• **Consigne A**: Dans le journal de fabrication du film Les vœux, reformulez sous forme de liste concise le paragraphe commençant par « Ete 2005 : » en conservant ses faits essentiels.
• **Consigne B**: D'après le journal de fabrication du film Les vœux, de quelle nouvelle de Pascal Quignard le scénario est-il tiré ?
• **Consigne C**: Poursuivez le journal de fabrication du film Les vœux après sa dernière entrée.

• **Texte du document**:
Les vœux - Journal rétroactif de la fabrication du film
Printemps 2004 : Je décide d’écrire un scénario d’après une nouvelle de Pascal Quignard que j’avais lue dans mon adolescence et qui m’avait frappée, Le Nom sur le bout de la langue. Cela me semble fou d’avoir pour projet de premier court-métrage un conte médiéval, mais cette folie me paraît stimulante. Si j’y arrive, je pourrai tout faire par la suite !
Ete 2005 : En travaillant avec Clara Bourreau, scénariste, et en faisant parfois relire le scénario par des amis de bon conseil, nous sommes parvenues à une première version de continuité dialoguée. Je rencontre Pascal Quignard qui me donne son accord pour cette adaptation, et me conseille de s’éloigner le plus possible de son texte pour me l’approprier tout à fait. Nous déambulons dans les Buttes Chaumont, c’est une journée ensoleillée, la lumière joue dans les feuilles des arbres, je lui serai pour toujours reconnaissante de sa confiance. Par la suite, je développe notamment la deuxième partie du film, avec la Belle Dame, un personnage qui n’existait pas dans la nouvelle.

• **Lignes de données**:
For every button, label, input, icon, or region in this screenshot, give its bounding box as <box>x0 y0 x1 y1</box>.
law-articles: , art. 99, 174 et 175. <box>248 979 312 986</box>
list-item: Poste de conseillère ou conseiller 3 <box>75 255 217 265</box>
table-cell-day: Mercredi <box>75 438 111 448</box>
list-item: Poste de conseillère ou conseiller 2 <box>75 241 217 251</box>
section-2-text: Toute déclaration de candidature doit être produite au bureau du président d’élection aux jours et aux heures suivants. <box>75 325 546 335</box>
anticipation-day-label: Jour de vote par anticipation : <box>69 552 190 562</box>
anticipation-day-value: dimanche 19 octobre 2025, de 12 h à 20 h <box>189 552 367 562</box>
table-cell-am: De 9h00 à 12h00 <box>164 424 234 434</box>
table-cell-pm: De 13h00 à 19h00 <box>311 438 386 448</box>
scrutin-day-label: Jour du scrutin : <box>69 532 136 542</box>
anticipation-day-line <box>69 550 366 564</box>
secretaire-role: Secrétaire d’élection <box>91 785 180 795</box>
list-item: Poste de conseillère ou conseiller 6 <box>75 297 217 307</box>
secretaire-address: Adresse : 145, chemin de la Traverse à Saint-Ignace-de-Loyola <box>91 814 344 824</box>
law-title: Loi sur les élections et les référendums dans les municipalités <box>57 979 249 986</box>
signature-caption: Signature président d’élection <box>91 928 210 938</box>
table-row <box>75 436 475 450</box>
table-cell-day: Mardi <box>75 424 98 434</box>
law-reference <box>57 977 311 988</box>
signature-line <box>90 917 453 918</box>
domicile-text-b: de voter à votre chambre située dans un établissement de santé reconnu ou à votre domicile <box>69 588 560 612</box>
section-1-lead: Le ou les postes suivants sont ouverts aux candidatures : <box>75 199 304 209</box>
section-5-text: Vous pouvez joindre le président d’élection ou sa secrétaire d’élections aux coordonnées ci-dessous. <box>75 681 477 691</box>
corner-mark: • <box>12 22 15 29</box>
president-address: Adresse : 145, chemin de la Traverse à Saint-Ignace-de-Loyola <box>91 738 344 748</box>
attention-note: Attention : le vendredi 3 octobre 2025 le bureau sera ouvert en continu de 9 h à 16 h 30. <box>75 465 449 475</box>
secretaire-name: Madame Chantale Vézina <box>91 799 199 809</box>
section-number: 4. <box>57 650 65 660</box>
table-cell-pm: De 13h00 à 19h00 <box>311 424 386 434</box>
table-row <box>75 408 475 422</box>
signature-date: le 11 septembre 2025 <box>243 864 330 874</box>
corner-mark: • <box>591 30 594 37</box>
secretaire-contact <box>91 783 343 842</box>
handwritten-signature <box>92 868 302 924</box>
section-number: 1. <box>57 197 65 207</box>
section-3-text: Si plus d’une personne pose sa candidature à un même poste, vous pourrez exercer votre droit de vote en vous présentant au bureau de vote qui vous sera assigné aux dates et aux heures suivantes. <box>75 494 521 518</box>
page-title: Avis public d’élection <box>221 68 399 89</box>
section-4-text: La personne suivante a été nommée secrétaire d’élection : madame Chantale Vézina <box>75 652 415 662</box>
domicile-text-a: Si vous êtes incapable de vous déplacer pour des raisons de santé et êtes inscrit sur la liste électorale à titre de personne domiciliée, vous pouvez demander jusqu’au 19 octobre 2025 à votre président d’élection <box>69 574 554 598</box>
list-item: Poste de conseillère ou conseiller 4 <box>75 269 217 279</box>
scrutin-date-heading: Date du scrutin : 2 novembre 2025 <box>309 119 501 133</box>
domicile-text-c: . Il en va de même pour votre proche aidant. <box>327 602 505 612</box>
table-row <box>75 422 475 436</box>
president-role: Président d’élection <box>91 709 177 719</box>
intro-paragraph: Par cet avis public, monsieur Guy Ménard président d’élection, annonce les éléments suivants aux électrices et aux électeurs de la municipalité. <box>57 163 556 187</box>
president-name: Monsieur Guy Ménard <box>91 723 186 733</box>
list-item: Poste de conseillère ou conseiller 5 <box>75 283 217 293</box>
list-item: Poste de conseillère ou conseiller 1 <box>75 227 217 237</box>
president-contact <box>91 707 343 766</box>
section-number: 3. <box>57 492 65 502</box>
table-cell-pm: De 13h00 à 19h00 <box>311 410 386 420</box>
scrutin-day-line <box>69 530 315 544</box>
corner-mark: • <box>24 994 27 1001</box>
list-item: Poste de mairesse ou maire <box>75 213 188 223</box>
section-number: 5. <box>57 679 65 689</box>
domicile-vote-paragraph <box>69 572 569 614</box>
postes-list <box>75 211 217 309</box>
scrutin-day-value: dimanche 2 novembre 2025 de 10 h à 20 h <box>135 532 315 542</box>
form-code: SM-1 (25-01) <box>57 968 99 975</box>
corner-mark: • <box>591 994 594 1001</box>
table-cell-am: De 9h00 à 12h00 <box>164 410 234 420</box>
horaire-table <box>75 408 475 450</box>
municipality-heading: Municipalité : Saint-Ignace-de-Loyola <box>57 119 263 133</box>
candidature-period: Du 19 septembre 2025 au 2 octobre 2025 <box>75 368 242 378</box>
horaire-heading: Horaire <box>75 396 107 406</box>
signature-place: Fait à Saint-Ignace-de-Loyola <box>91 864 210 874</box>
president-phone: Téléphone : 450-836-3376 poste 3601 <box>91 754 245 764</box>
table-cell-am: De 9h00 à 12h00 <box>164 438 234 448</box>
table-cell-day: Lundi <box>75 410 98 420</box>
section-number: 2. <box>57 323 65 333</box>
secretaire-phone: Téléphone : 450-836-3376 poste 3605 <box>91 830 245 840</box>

• **Réponse rédigée A**:
- Été 2005 : avec la scénariste Clara Bourreau, et grâce aux relectures d'amis, une première version de continuité dialoguée est achevée.
- Pascal Quignard donne son accord pour l'adaptation. Il conseille de s'éloigner le plus possible de son texte afin de se l'approprier.
- La rencontre a lieu lors d'une promenade aux Buttes Chaumont, par une journée ensoleillée.
- La deuxième partie du film est ensuite développée autour de la Belle Dame, un personnage absent de la nouvelle.

• **Réponse rédigée B**: Le Nom sur le bout de la langue.

• **Réponse rédigée C**:
2005/2006 : J’ai fait lire le projet à plusieurs jeunes producteurs de court-métrage, mais personne ne se sent prêt à l’accueillir : trop compliqué ce projet de conte pour un premier film. Je décide donc de m’appuyer sur la société pour laquelle je travaille beaucoup, Why Not Productions : ils sont d’accord pour que je produise le film au sein de la société.
La recherche de financements commence.
C’est d’abord la région Limousin qui accepte de soutenir le projet. En septembre 2006, j’effectue des premiers repérages dans toute la région en compagnie d’une amie réalisatrice, Sara Rastegar, qui nous permettront de définir la zone dans laquelle je tournerai, à la frontière entre les trois départements Creuse, Corrèze et Haute Vienne, sur le plateau des Millevaches. Nous avons trouvé le pont sur lequel Bjorn passera dans l’autre monde…
Puis la région Pays de Loire nous apporte à son tour son soutien, et je sais déjà que je veux y tourner les scènes avec la Belle Dame, dans le bois et sur la plage du Veillon, en Vendée. C’est un lieu magique, une lagune intemporelle où j’ai traîné des jours de vacances adolescentes, à l’âge où l’on a encore envie de croire aux fées…
Je sais déjà que je veux travailler avec une amie d’enfance, Elodie Faillenet, pour les costumes. Je lui fais lire la bande dessinée de François Bourgeon, Les Compagnons du Crépuscule, je l’emmène en week end voir la tapisserie de l’Apocalyse à Angers, nous allons plusieurs fois musarder au musée de Cluny – musée du Moyen-Âge, à Paris.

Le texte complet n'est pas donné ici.